Extracted data
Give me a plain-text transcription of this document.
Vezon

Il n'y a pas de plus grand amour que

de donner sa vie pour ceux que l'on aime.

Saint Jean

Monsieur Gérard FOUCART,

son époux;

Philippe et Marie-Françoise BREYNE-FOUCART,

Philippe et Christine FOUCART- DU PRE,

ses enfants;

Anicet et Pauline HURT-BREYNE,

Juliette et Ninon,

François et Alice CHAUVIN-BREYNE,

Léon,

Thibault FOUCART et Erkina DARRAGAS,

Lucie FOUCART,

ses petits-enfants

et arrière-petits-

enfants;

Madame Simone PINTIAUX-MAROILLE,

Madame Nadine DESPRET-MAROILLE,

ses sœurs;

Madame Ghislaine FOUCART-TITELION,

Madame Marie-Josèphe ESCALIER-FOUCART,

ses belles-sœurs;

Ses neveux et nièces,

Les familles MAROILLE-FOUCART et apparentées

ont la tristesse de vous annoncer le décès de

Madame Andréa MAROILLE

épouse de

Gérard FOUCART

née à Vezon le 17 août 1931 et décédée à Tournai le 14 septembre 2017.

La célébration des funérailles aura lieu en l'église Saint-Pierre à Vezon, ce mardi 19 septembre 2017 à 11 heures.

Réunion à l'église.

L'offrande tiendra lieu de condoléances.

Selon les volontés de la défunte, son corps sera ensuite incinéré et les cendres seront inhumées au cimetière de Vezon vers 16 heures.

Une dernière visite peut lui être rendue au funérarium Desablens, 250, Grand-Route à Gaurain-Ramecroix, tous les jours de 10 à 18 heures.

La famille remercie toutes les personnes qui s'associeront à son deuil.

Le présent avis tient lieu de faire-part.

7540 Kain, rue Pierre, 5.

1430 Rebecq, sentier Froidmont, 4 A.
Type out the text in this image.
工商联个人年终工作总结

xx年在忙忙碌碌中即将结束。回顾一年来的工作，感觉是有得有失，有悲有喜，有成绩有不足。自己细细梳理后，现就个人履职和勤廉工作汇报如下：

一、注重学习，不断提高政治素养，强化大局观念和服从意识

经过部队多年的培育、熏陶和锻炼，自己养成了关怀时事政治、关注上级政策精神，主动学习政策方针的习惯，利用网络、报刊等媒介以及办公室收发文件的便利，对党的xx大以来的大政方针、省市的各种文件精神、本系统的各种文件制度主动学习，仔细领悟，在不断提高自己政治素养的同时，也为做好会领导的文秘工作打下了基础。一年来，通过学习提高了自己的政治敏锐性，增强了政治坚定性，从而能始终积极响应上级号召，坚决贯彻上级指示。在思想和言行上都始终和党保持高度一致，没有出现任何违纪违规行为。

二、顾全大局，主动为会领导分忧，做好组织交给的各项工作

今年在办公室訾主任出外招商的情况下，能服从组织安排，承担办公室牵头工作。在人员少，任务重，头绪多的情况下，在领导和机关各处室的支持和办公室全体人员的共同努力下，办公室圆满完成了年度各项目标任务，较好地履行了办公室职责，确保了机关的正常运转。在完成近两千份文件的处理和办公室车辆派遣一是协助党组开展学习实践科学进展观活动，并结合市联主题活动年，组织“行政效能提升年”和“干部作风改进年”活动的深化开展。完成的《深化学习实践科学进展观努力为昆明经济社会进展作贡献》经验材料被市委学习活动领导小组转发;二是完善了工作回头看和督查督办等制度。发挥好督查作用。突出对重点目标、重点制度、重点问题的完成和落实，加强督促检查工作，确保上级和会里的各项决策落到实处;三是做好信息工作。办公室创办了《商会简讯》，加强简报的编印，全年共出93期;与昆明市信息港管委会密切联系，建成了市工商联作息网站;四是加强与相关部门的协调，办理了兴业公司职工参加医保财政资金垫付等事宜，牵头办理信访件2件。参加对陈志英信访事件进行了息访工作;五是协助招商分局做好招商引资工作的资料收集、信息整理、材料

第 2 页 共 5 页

---

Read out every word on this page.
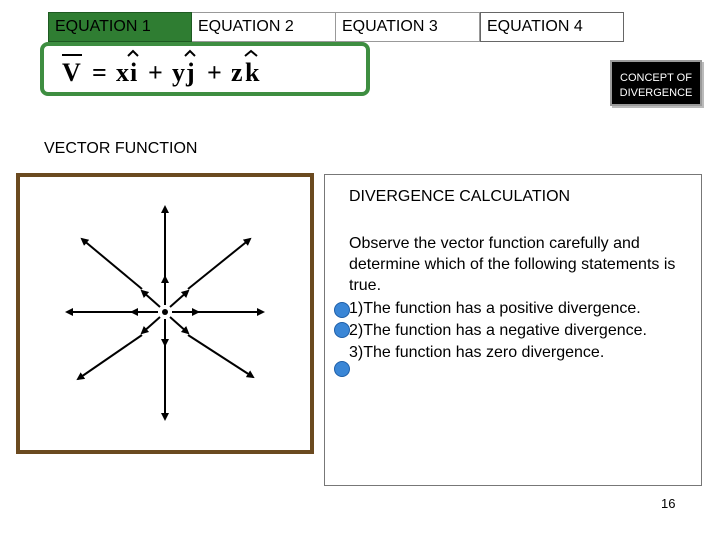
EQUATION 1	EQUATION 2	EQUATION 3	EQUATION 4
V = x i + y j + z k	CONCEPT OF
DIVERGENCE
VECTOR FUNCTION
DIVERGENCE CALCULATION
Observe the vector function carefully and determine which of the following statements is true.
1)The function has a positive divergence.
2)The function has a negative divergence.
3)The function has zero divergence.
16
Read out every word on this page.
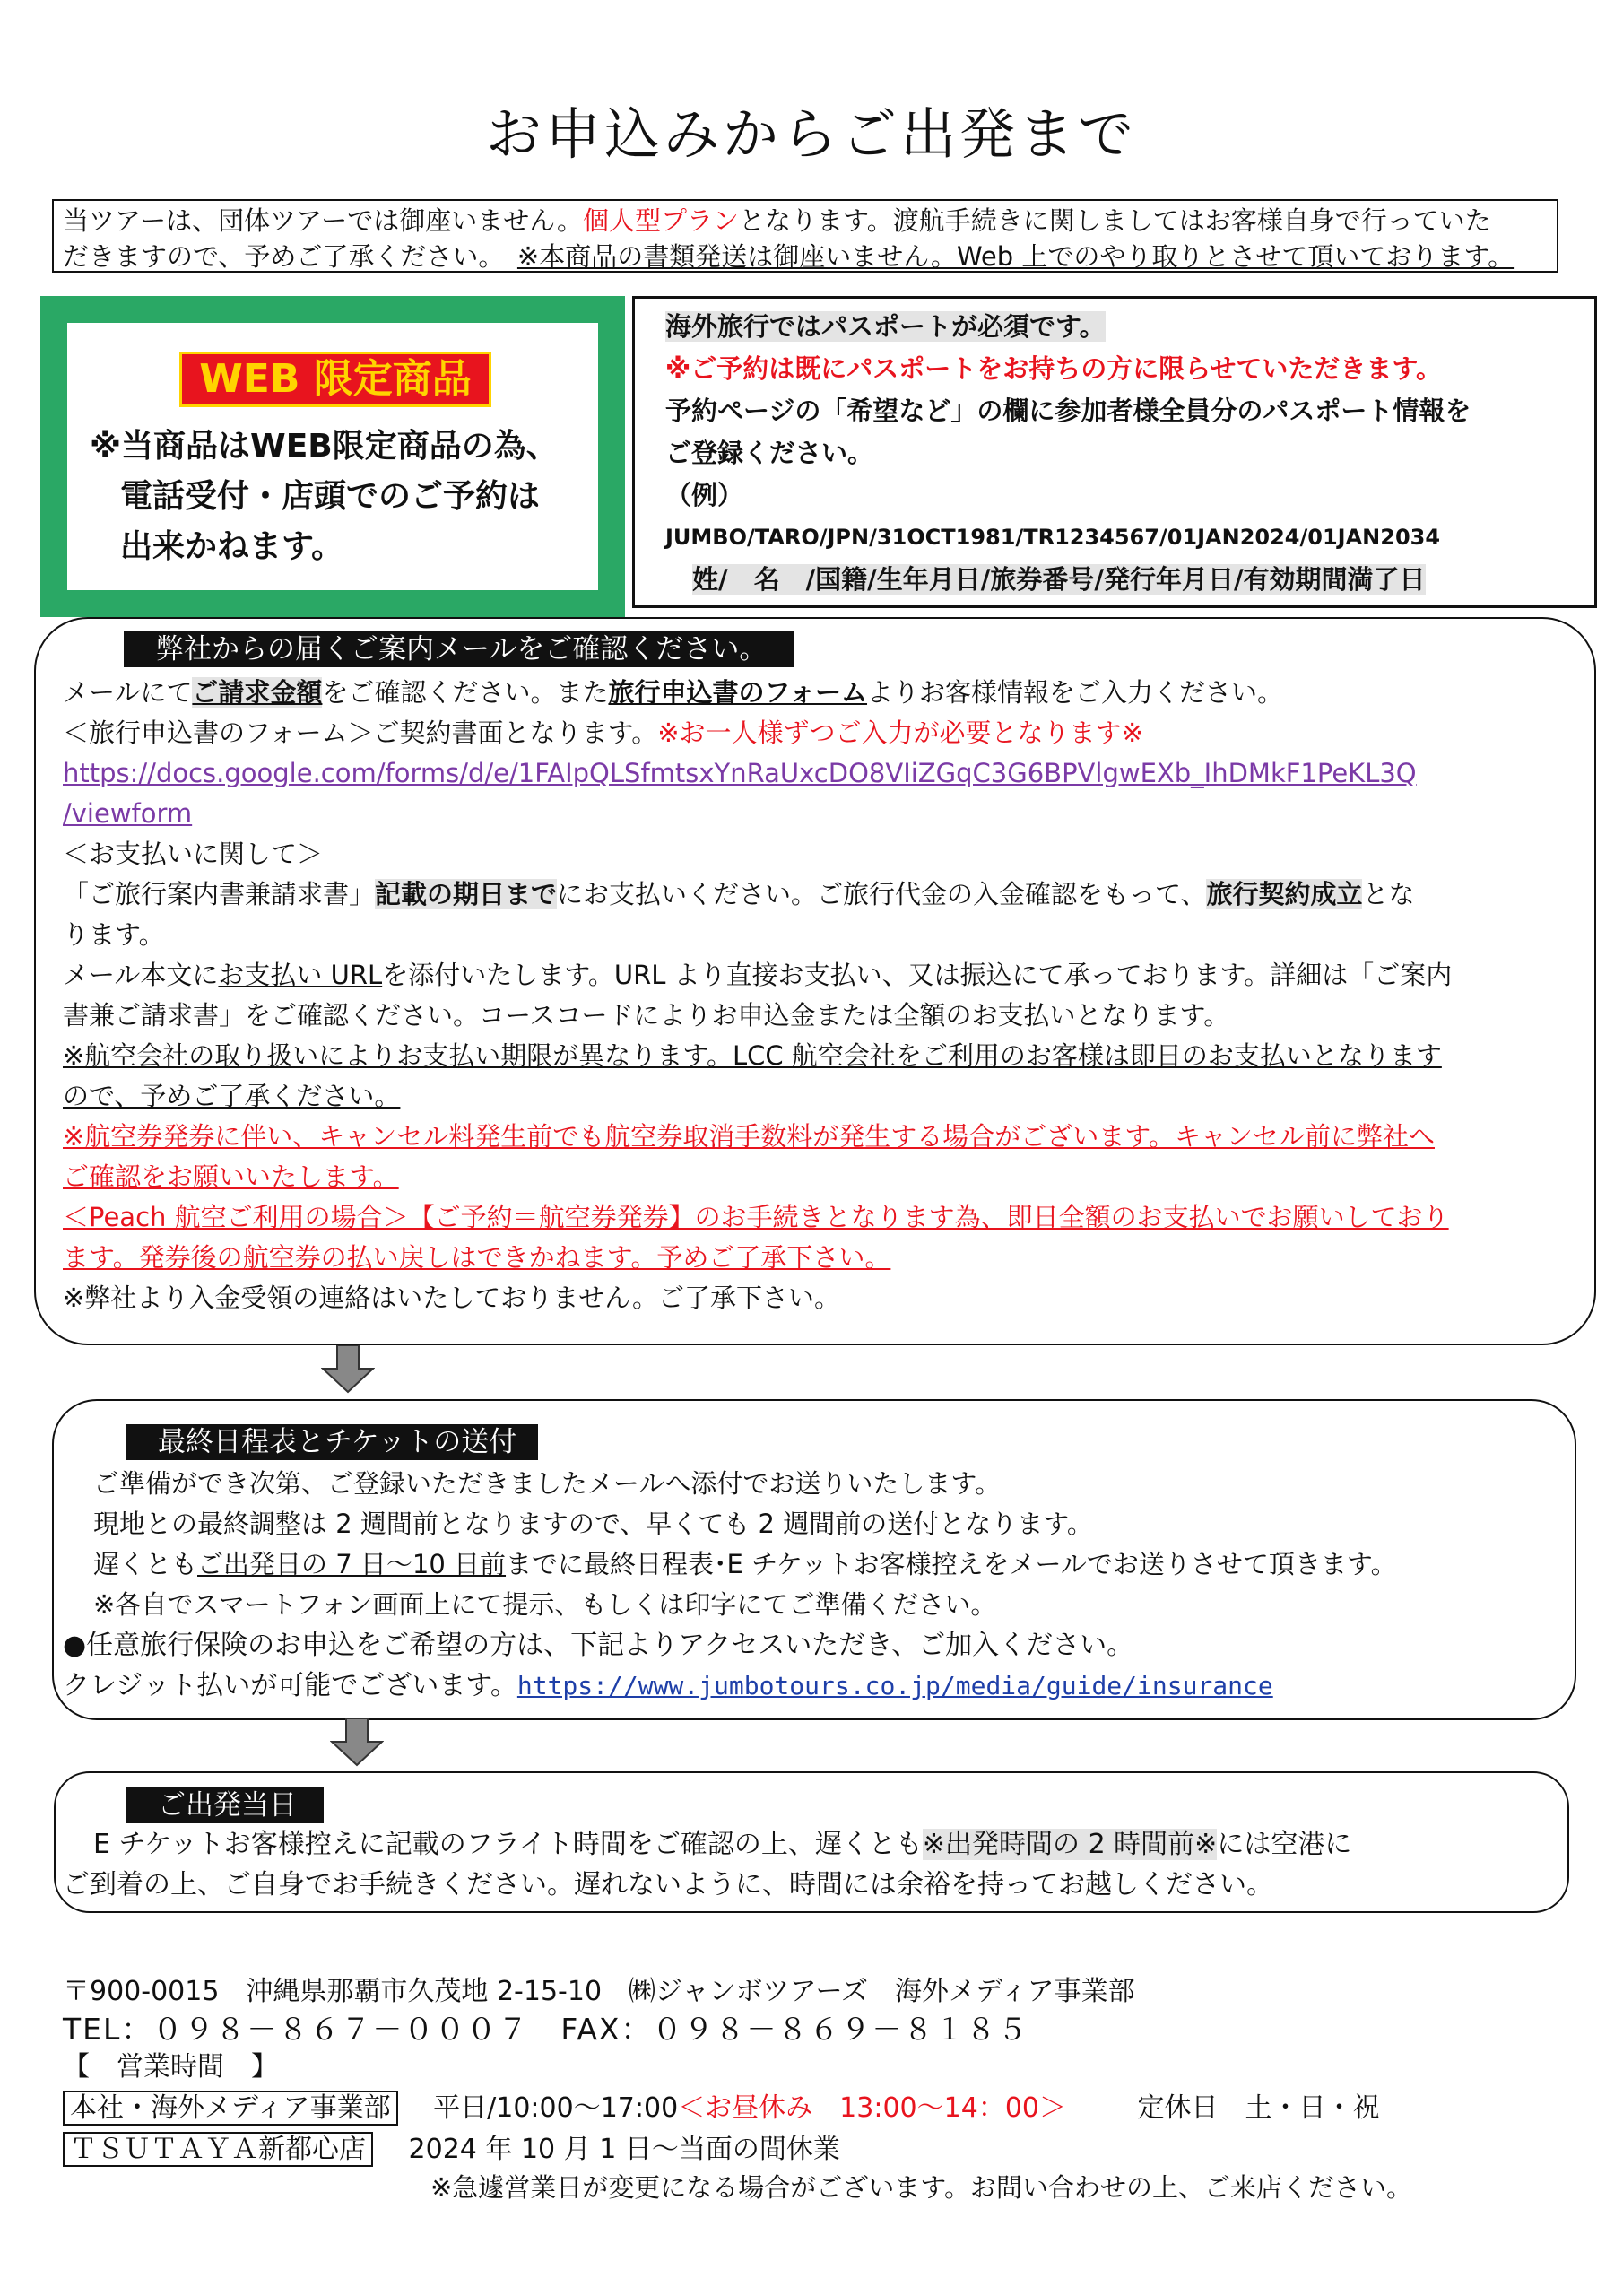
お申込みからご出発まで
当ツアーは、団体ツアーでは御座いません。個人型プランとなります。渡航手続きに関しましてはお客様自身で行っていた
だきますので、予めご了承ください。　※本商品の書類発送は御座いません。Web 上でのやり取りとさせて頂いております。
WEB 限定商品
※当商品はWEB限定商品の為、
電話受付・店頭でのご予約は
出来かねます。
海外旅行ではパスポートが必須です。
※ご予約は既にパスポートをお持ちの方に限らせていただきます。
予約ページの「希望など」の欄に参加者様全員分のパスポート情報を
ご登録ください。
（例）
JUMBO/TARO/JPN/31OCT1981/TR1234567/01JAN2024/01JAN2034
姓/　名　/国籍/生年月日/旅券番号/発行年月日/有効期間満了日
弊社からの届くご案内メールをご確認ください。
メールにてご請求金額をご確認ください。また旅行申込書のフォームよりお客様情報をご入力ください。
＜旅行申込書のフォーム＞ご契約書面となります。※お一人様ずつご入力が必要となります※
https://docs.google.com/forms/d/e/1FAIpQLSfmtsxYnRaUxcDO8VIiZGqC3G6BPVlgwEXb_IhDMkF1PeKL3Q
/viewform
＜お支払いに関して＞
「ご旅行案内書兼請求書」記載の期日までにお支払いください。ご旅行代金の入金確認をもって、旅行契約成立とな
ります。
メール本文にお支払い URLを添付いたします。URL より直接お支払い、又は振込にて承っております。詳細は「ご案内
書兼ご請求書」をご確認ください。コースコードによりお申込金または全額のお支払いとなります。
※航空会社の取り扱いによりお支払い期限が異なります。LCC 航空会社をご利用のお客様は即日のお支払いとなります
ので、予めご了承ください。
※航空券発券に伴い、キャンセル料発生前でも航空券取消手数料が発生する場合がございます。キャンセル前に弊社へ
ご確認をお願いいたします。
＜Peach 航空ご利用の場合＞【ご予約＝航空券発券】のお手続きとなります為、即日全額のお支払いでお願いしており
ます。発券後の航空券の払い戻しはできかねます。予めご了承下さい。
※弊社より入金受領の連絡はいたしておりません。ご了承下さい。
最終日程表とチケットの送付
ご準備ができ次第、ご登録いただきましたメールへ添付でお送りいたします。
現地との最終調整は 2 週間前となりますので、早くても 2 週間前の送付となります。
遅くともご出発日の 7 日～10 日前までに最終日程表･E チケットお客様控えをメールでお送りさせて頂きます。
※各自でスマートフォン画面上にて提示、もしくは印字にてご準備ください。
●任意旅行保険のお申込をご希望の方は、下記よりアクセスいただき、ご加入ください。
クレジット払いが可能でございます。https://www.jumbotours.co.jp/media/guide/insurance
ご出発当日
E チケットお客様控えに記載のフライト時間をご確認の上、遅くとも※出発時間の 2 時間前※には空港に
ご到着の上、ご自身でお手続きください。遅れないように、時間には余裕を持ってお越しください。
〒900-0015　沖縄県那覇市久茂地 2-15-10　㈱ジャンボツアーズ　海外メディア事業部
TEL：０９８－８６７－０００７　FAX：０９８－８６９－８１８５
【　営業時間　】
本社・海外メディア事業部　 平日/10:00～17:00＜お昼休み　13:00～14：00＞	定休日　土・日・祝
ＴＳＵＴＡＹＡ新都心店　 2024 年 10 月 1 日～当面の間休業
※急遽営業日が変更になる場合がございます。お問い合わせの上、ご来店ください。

Instruction
Find each line that has the word "Marie", then copy it out.

Task solution
Philippe et Marie-Françoise BREYNE-FOUCART,
Madame Marie-Josèphe ESCALIER-FOUCART,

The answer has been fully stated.